- _SUPPLIED MATERIAL_
▶

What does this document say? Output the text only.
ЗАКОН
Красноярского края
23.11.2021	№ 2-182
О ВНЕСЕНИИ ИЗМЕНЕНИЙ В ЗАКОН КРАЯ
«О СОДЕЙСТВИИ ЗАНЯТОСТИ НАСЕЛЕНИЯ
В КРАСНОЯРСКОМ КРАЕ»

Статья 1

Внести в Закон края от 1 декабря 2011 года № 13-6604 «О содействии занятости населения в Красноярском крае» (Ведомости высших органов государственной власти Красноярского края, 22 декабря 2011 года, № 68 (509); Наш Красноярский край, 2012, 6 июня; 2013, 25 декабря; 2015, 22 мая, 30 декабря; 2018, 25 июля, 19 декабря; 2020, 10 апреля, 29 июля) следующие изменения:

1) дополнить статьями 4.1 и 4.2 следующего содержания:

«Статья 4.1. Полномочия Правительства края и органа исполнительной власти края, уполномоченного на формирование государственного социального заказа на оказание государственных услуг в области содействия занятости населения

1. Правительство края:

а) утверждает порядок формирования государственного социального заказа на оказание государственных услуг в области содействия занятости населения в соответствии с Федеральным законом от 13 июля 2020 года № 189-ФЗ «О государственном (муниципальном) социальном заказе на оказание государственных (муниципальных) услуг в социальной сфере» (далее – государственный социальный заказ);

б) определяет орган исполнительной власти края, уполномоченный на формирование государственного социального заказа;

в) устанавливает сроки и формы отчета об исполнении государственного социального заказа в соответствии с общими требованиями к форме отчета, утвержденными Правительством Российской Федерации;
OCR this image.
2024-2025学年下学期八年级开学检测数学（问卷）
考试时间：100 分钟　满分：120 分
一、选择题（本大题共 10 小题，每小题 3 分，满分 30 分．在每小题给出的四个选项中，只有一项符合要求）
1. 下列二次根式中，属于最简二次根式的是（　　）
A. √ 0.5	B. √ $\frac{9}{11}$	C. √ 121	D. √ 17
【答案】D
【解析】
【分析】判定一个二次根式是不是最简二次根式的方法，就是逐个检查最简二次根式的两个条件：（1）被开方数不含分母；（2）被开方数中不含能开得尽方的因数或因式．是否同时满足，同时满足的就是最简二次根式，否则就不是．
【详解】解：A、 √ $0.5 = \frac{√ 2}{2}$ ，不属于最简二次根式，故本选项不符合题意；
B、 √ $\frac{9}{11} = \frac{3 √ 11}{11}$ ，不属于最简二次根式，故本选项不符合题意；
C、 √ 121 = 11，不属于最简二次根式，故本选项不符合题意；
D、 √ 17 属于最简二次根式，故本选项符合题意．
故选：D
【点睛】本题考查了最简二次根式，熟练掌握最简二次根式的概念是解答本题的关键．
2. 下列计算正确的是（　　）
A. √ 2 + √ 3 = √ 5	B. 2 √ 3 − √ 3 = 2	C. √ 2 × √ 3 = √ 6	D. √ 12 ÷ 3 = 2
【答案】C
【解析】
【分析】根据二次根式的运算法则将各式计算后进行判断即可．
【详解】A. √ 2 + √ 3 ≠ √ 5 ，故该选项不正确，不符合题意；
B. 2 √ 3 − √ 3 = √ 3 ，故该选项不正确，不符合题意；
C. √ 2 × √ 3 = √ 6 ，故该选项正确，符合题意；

◀

- _WHAT IS BEING ASKED_
Which lines include the word "this"? List them all.

- _ANSWER IN FULL_
What does this document say? Output the text only.
OCR this image.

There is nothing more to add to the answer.